__Task data__.
————

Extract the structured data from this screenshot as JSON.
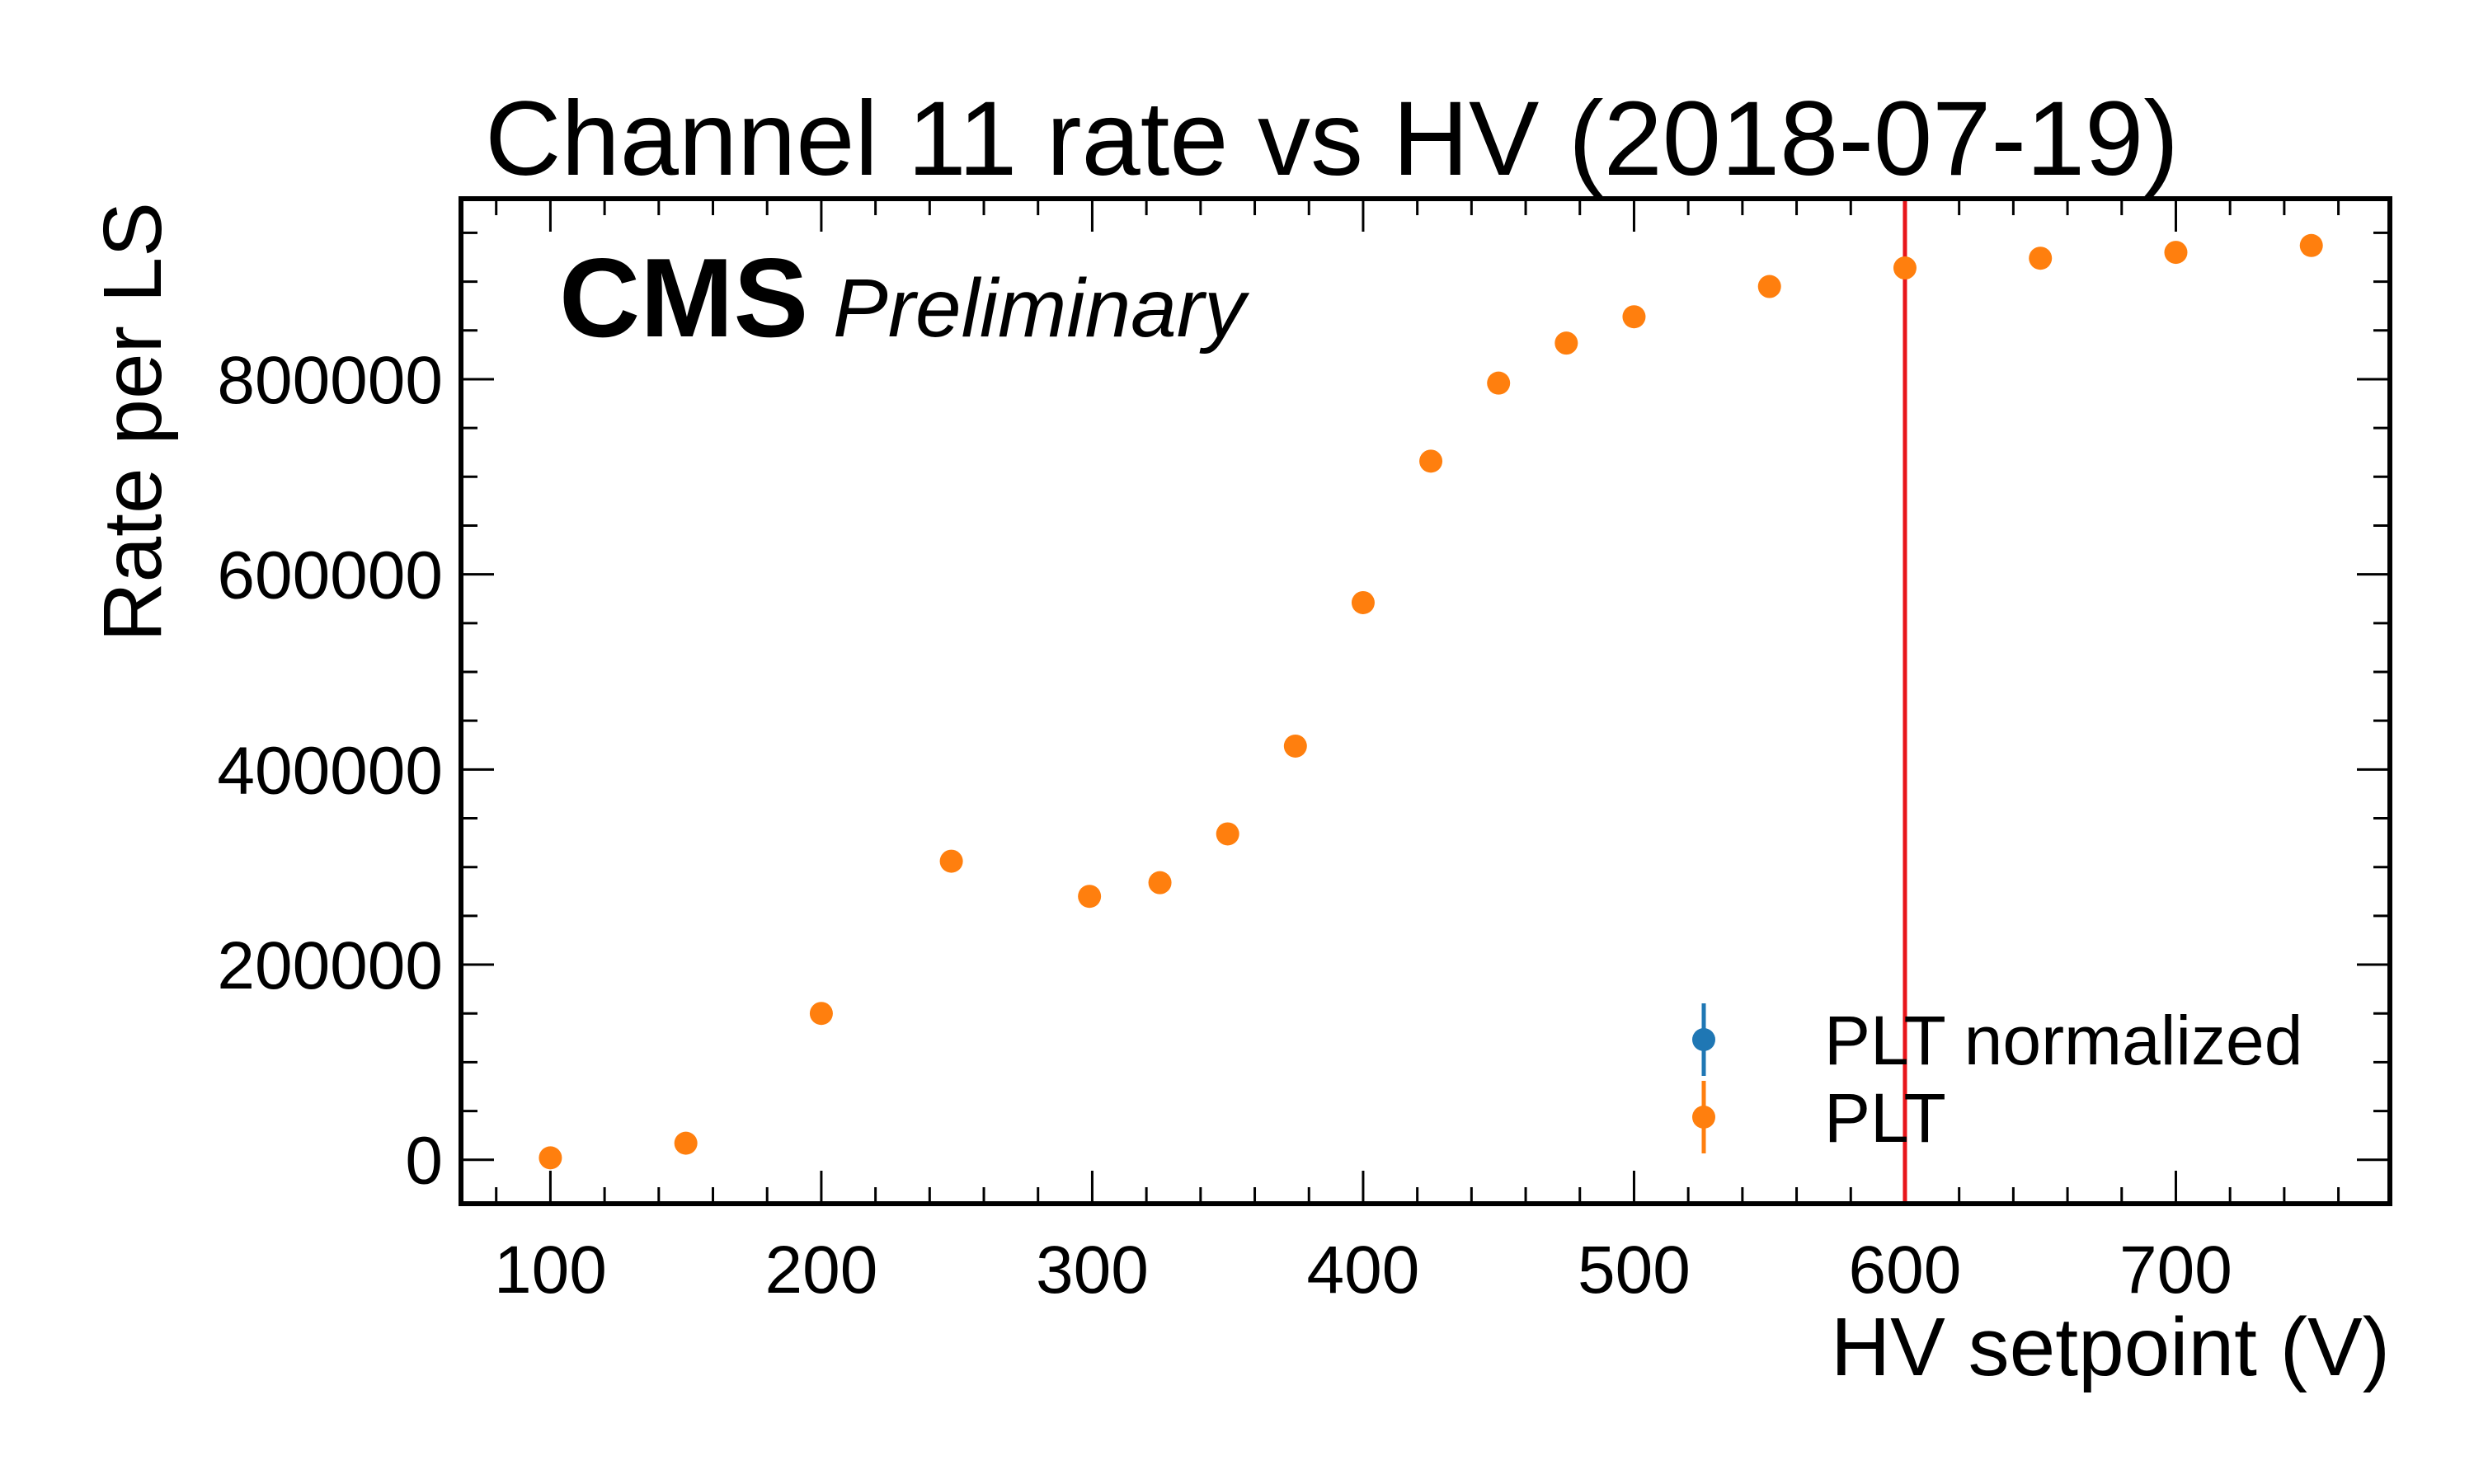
{
  "chart_data": {
    "type": "scatter",
    "title": "Channel 11 rate vs HV (2018-07-19)",
    "xlabel": "HV setpoint (V)",
    "ylabel": "Rate per LS",
    "experiment_label": "CMS",
    "status_label": "Preliminary",
    "xlim": [
      67,
      779
    ],
    "ylim": [
      -45000,
      985000
    ],
    "xticks": [
      100,
      200,
      300,
      400,
      500,
      600,
      700
    ],
    "yticks": [
      0,
      200000,
      400000,
      600000,
      800000
    ],
    "x_minor_step": 20,
    "y_minor_step": 50000,
    "grid": false,
    "legend_position": "lower-right",
    "reference_line": {
      "x": 600,
      "color": "#e8161b"
    },
    "series": [
      {
        "name": "PLT normalized",
        "color": "#1f77b4",
        "x": [],
        "y": []
      },
      {
        "name": "PLT",
        "color": "#ff7f0e",
        "x": [
          100,
          150,
          200,
          248,
          299,
          325,
          350,
          375,
          400,
          425,
          450,
          475,
          500,
          550,
          600,
          650,
          700,
          750
        ],
        "y": [
          2000,
          17000,
          150000,
          306000,
          270000,
          284000,
          334000,
          424000,
          571000,
          716000,
          796000,
          837000,
          864000,
          895000,
          914000,
          924000,
          930000,
          937000
        ]
      }
    ]
  }
}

————

__What you have to do__. In the records above, how many lines contain the string "color"? State that number only.

__Completed exercise__. 3